#### Exercise instructions
Write out every record below exactly as it appears.

···

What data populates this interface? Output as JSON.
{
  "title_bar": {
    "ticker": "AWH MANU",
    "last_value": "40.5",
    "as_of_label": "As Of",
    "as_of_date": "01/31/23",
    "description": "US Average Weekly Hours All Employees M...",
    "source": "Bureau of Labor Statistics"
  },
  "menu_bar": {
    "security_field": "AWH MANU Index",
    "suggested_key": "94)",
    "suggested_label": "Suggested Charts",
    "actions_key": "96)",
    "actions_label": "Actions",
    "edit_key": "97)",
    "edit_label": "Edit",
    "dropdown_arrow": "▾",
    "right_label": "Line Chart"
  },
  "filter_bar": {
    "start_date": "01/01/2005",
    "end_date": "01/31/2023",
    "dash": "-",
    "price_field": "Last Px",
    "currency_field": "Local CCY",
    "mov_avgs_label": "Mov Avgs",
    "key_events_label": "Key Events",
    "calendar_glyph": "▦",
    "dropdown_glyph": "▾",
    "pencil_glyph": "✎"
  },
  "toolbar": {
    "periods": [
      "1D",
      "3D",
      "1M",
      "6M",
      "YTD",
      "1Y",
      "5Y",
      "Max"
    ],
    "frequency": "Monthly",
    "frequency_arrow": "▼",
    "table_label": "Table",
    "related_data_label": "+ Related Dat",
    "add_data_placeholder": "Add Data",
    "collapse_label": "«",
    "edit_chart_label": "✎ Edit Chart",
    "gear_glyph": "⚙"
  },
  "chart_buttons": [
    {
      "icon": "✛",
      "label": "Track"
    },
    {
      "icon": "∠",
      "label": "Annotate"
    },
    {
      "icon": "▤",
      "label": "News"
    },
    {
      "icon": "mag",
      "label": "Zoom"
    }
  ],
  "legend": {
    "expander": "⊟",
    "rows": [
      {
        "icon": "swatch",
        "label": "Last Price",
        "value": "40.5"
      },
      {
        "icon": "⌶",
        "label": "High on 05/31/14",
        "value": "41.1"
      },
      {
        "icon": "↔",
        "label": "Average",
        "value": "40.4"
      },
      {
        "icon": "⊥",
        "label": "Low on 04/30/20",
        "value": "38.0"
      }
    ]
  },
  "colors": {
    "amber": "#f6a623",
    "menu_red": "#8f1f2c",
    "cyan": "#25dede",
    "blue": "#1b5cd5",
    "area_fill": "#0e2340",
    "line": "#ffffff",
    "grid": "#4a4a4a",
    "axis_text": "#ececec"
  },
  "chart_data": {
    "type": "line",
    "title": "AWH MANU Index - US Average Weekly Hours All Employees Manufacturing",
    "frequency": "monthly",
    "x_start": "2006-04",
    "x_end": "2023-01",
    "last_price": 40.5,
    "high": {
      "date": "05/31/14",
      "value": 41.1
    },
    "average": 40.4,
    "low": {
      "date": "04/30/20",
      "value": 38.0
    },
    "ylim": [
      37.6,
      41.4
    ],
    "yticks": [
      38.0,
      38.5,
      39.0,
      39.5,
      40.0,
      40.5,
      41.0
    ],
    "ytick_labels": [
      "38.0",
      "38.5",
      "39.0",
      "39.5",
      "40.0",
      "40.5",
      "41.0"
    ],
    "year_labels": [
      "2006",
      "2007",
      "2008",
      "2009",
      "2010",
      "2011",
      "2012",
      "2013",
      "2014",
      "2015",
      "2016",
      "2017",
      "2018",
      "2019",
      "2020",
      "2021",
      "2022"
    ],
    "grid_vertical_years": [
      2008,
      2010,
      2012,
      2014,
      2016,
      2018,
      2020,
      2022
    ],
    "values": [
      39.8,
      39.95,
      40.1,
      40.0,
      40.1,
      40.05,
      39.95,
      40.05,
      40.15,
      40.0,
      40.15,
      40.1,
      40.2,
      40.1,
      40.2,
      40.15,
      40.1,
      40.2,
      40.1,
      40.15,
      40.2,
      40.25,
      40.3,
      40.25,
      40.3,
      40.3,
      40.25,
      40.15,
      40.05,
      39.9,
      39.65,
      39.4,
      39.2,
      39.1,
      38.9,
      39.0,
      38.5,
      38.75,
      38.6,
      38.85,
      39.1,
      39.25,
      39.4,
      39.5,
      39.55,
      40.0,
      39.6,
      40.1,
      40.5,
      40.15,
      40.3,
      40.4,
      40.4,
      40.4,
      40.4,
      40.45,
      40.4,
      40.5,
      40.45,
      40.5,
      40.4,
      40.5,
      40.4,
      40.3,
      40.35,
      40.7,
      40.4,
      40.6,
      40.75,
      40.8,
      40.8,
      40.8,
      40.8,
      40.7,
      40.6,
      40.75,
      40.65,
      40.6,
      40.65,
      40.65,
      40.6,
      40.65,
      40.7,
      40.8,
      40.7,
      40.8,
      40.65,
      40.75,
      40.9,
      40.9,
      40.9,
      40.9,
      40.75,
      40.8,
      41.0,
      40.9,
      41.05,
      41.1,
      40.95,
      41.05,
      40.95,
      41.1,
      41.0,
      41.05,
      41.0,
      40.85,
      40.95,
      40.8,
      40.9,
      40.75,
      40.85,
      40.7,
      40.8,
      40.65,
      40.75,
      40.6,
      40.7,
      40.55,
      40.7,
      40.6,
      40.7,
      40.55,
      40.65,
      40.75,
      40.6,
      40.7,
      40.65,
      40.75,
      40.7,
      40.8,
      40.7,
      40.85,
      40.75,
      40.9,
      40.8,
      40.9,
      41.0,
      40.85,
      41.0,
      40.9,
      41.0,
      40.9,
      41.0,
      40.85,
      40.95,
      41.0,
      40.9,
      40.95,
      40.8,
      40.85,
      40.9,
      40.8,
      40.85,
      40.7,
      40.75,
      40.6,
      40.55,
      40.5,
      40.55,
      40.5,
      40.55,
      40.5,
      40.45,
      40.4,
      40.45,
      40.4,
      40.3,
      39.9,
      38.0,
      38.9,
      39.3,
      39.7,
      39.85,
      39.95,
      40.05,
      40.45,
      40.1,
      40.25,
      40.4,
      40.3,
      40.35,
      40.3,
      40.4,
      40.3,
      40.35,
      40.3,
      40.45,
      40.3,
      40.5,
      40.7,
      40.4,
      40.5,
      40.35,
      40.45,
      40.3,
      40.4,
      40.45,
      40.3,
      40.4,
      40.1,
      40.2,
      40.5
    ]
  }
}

···

#### Problem solution
What data populates this interface? Output as JSON.
{
  "title_bar": {
    "ticker": "AWH MANU",
    "last_value": "40.5",
    "as_of_label": "As Of",
    "as_of_date": "01/31/23",
    "description": "US Average Weekly Hours All Employees M...",
    "source": "Bureau of Labor Statistics"
  },
  "menu_bar": {
    "security_field": "AWH MANU Index",
    "suggested_key": "94)",
    "suggested_label": "Suggested Charts",
    "actions_key": "96)",
    "actions_label": "Actions",
    "edit_key": "97)",
    "edit_label": "Edit",
    "dropdown_arrow": "▾",
    "right_label": "Line Chart"
  },
  "filter_bar": {
    "start_date": "01/01/2005",
    "end_date": "01/31/2023",
    "dash": "-",
    "price_field": "Last Px",
    "currency_field": "Local CCY",
    "mov_avgs_label": "Mov Avgs",
    "key_events_label": "Key Events",
    "calendar_glyph": "▦",
    "dropdown_glyph": "▾",
    "pencil_glyph": "✎"
  },
  "toolbar": {
    "periods": [
      "1D",
      "3D",
      "1M",
      "6M",
      "YTD",
      "1Y",
      "5Y",
      "Max"
    ],
    "frequency": "Monthly",
    "frequency_arrow": "▼",
    "table_label": "Table",
    "related_data_label": "+ Related Dat",
    "add_data_placeholder": "Add Data",
    "collapse_label": "«",
    "edit_chart_label": "✎ Edit Chart",
    "gear_glyph": "⚙"
  },
  "chart_buttons": [
    {
      "icon": "✛",
      "label": "Track"
    },
    {
      "icon": "∠",
      "label": "Annotate"
    },
    {
      "icon": "▤",
      "label": "News"
    },
    {
      "icon": "mag",
      "label": "Zoom"
    }
  ],
  "legend": {
    "expander": "⊟",
    "rows": [
      {
        "icon": "swatch",
        "label": "Last Price",
        "value": "40.5"
      },
      {
        "icon": "⌶",
        "label": "High on 05/31/14",
        "value": "41.1"
      },
      {
        "icon": "↔",
        "label": "Average",
        "value": "40.4"
      },
      {
        "icon": "⊥",
        "label": "Low on 04/30/20",
        "value": "38.0"
      }
    ]
  },
  "colors": {
    "amber": "#f6a623",
    "menu_red": "#8f1f2c",
    "cyan": "#25dede",
    "blue": "#1b5cd5",
    "area_fill": "#0e2340",
    "line": "#ffffff",
    "grid": "#4a4a4a",
    "axis_text": "#ececec"
  },
  "chart_data": {
    "type": "line",
    "title": "AWH MANU Index - US Average Weekly Hours All Employees Manufacturing",
    "frequency": "monthly",
    "x_start": "2006-04",
    "x_end": "2023-01",
    "last_price": 40.5,
    "high": {
      "date": "05/31/14",
      "value": 41.1
    },
    "average": 40.4,
    "low": {
      "date": "04/30/20",
      "value": 38.0
    },
    "ylim": [
      37.6,
      41.4
    ],
    "yticks": [
      38.0,
      38.5,
      39.0,
      39.5,
      40.0,
      40.5,
      41.0
    ],
    "ytick_labels": [
      "38.0",
      "38.5",
      "39.0",
      "39.5",
      "40.0",
      "40.5",
      "41.0"
    ],
    "year_labels": [
      "2006",
      "2007",
      "2008",
      "2009",
      "2010",
      "2011",
      "2012",
      "2013",
      "2014",
      "2015",
      "2016",
      "2017",
      "2018",
      "2019",
      "2020",
      "2021",
      "2022"
    ],
    "grid_vertical_years": [
      2008,
      2010,
      2012,
      2014,
      2016,
      2018,
      2020,
      2022
    ],
    "values": [
      39.8,
      39.95,
      40.1,
      40.0,
      40.1,
      40.05,
      39.95,
      40.05,
      40.15,
      40.0,
      40.15,
      40.1,
      40.2,
      40.1,
      40.2,
      40.15,
      40.1,
      40.2,
      40.1,
      40.15,
      40.2,
      40.25,
      40.3,
      40.25,
      40.3,
      40.3,
      40.25,
      40.15,
      40.05,
      39.9,
      39.65,
      39.4,
      39.2,
      39.1,
      38.9,
      39.0,
      38.5,
      38.75,
      38.6,
      38.85,
      39.1,
      39.25,
      39.4,
      39.5,
      39.55,
      40.0,
      39.6,
      40.1,
      40.5,
      40.15,
      40.3,
      40.4,
      40.4,
      40.4,
      40.4,
      40.45,
      40.4,
      40.5,
      40.45,
      40.5,
      40.4,
      40.5,
      40.4,
      40.3,
      40.35,
      40.7,
      40.4,
      40.6,
      40.75,
      40.8,
      40.8,
      40.8,
      40.8,
      40.7,
      40.6,
      40.75,
      40.65,
      40.6,
      40.65,
      40.65,
      40.6,
      40.65,
      40.7,
      40.8,
      40.7,
      40.8,
      40.65,
      40.75,
      40.9,
      40.9,
      40.9,
      40.9,
      40.75,
      40.8,
      41.0,
      40.9,
      41.05,
      41.1,
      40.95,
      41.05,
      40.95,
      41.1,
      41.0,
      41.05,
      41.0,
      40.85,
      40.95,
      40.8,
      40.9,
      40.75,
      40.85,
      40.7,
      40.8,
      40.65,
      40.75,
      40.6,
      40.7,
      40.55,
      40.7,
      40.6,
      40.7,
      40.55,
      40.65,
      40.75,
      40.6,
      40.7,
      40.65,
      40.75,
      40.7,
      40.8,
      40.7,
      40.85,
      40.75,
      40.9,
      40.8,
      40.9,
      41.0,
      40.85,
      41.0,
      40.9,
      41.0,
      40.9,
      41.0,
      40.85,
      40.95,
      41.0,
      40.9,
      40.95,
      40.8,
      40.85,
      40.9,
      40.8,
      40.85,
      40.7,
      40.75,
      40.6,
      40.55,
      40.5,
      40.55,
      40.5,
      40.55,
      40.5,
      40.45,
      40.4,
      40.45,
      40.4,
      40.3,
      39.9,
      38.0,
      38.9,
      39.3,
      39.7,
      39.85,
      39.95,
      40.05,
      40.45,
      40.1,
      40.25,
      40.4,
      40.3,
      40.35,
      40.3,
      40.4,
      40.3,
      40.35,
      40.3,
      40.45,
      40.3,
      40.5,
      40.7,
      40.4,
      40.5,
      40.35,
      40.45,
      40.3,
      40.4,
      40.45,
      40.3,
      40.4,
      40.1,
      40.2,
      40.5
    ]
  }
}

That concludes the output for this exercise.